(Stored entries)
────────────────

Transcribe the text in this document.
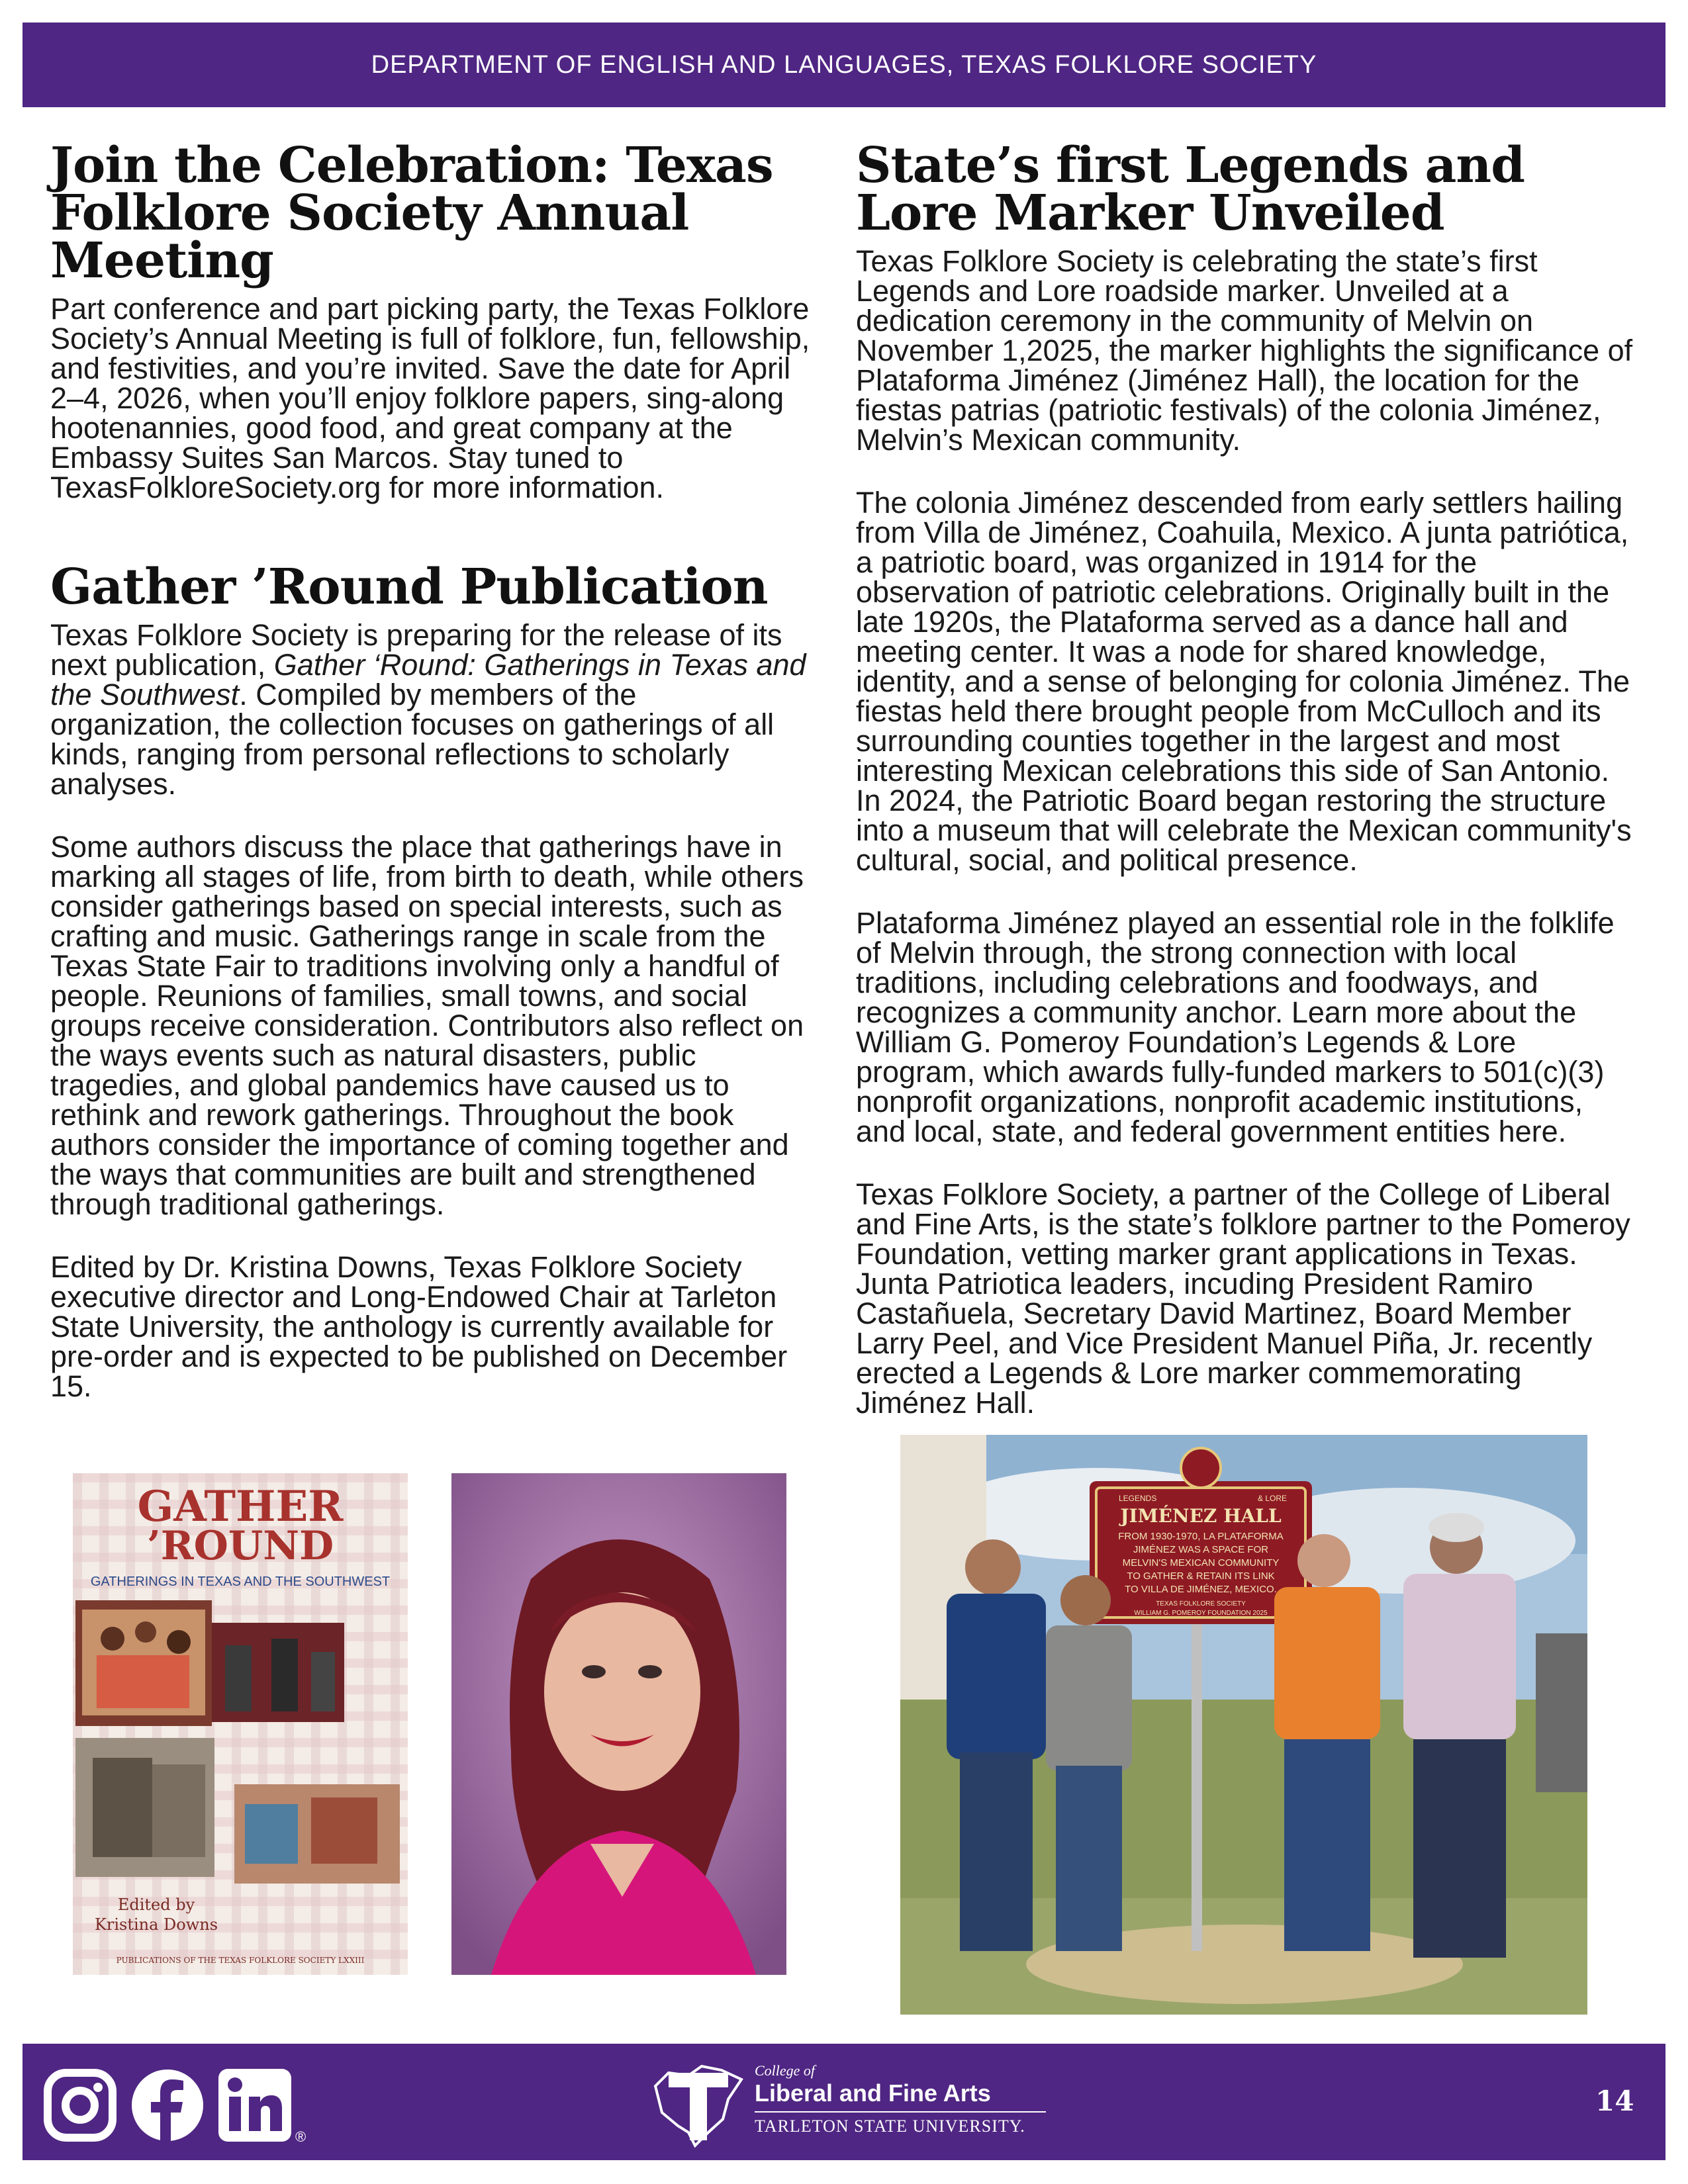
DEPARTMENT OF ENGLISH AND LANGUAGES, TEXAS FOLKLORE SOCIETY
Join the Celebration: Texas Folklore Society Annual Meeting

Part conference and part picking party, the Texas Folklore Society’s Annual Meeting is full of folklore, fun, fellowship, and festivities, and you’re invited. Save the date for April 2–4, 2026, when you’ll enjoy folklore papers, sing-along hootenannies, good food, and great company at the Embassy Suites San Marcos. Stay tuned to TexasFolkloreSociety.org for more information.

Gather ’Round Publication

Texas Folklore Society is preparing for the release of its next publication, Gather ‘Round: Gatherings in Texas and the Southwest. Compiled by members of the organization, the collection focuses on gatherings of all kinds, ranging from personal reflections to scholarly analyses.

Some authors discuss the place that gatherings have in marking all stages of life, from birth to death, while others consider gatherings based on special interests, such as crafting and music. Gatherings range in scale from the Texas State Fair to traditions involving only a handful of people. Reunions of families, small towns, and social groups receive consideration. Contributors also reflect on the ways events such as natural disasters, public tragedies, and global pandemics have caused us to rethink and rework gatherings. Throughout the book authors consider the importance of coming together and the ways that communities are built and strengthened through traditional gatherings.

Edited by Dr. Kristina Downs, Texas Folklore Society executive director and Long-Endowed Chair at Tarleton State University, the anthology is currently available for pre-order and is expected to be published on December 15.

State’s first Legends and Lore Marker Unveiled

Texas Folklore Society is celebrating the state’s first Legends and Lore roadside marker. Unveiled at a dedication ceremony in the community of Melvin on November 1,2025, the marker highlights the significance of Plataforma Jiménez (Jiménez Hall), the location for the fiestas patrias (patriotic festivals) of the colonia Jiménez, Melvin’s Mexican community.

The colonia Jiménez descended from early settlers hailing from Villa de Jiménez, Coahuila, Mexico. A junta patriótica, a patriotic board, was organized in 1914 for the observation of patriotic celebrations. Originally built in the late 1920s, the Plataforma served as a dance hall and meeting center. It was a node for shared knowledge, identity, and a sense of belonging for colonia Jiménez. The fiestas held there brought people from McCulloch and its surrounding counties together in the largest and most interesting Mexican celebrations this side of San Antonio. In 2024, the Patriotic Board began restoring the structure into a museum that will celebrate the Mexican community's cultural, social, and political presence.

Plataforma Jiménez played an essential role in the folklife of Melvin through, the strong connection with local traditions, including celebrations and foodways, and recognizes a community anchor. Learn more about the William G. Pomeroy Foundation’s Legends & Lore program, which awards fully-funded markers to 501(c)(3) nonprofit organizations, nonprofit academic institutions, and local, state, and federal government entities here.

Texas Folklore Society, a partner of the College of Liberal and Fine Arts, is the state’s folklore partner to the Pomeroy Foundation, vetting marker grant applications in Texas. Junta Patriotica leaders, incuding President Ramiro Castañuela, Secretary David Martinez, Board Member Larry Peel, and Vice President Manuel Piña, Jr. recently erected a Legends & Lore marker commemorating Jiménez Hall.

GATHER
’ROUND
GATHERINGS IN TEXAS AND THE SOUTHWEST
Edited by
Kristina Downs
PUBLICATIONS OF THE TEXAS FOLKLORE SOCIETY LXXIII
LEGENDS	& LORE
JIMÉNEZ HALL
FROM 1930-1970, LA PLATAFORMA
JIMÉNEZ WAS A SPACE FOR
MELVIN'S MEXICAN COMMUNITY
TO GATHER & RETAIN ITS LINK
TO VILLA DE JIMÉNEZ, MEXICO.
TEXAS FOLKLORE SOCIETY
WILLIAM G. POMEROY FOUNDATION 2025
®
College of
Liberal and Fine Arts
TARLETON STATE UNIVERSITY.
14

────────────────

## TASK BRIEF
Print the records word for word and exclude any picture they hold.

## WRITTEN RESPONSE
Transcribe the text in this document.
DEPARTMENT OF ENGLISH AND LANGUAGES, TEXAS FOLKLORE SOCIETY
Join the Celebration: Texas Folklore Society Annual Meeting

Part conference and part picking party, the Texas Folklore Society’s Annual Meeting is full of folklore, fun, fellowship, and festivities, and you’re invited. Save the date for April 2–4, 2026, when you’ll enjoy folklore papers, sing-along hootenannies, good food, and great company at the Embassy Suites San Marcos. Stay tuned to TexasFolkloreSociety.org for more information.

Gather ’Round Publication

Texas Folklore Society is preparing for the release of its next publication, Gather ‘Round: Gatherings in Texas and the Southwest. Compiled by members of the organization, the collection focuses on gatherings of all kinds, ranging from personal reflections to scholarly analyses.

Some authors discuss the place that gatherings have in marking all stages of life, from birth to death, while others consider gatherings based on special interests, such as crafting and music. Gatherings range in scale from the Texas State Fair to traditions involving only a handful of people. Reunions of families, small towns, and social groups receive consideration. Contributors also reflect on the ways events such as natural disasters, public tragedies, and global pandemics have caused us to rethink and rework gatherings. Throughout the book authors consider the importance of coming together and the ways that communities are built and strengthened through traditional gatherings.

Edited by Dr. Kristina Downs, Texas Folklore Society executive director and Long-Endowed Chair at Tarleton State University, the anthology is currently available for pre-order and is expected to be published on December 15.

State’s first Legends and Lore Marker Unveiled

Texas Folklore Society is celebrating the state’s first Legends and Lore roadside marker. Unveiled at a dedication ceremony in the community of Melvin on November 1,2025, the marker highlights the significance of Plataforma Jiménez (Jiménez Hall), the location for the fiestas patrias (patriotic festivals) of the colonia Jiménez, Melvin’s Mexican community.

The colonia Jiménez descended from early settlers hailing from Villa de Jiménez, Coahuila, Mexico. A junta patriótica, a patriotic board, was organized in 1914 for the observation of patriotic celebrations. Originally built in the late 1920s, the Plataforma served as a dance hall and meeting center. It was a node for shared knowledge, identity, and a sense of belonging for colonia Jiménez. The fiestas held there brought people from McCulloch and its surrounding counties together in the largest and most interesting Mexican celebrations this side of San Antonio. In 2024, the Patriotic Board began restoring the structure into a museum that will celebrate the Mexican community's cultural, social, and political presence.

Plataforma Jiménez played an essential role in the folklife of Melvin through, the strong connection with local traditions, including celebrations and foodways, and recognizes a community anchor. Learn more about the William G. Pomeroy Foundation’s Legends & Lore program, which awards fully-funded markers to 501(c)(3) nonprofit organizations, nonprofit academic institutions, and local, state, and federal government entities here.

Texas Folklore Society, a partner of the College of Liberal and Fine Arts, is the state’s folklore partner to the Pomeroy Foundation, vetting marker grant applications in Texas. Junta Patriotica leaders, incuding President Ramiro Castañuela, Secretary David Martinez, Board Member Larry Peel, and Vice President Manuel Piña, Jr. recently erected a Legends & Lore marker commemorating Jiménez Hall.

GATHER
’ROUND
GATHERINGS IN TEXAS AND THE SOUTHWEST
Edited by
Kristina Downs
PUBLICATIONS OF THE TEXAS FOLKLORE SOCIETY LXXIII
LEGENDS	& LORE
JIMÉNEZ HALL
FROM 1930-1970, LA PLATAFORMA
JIMÉNEZ WAS A SPACE FOR
MELVIN'S MEXICAN COMMUNITY
TO GATHER & RETAIN ITS LINK
TO VILLA DE JIMÉNEZ, MEXICO.
TEXAS FOLKLORE SOCIETY
WILLIAM G. POMEROY FOUNDATION 2025
®
College of
Liberal and Fine Arts
TARLETON STATE UNIVERSITY.
14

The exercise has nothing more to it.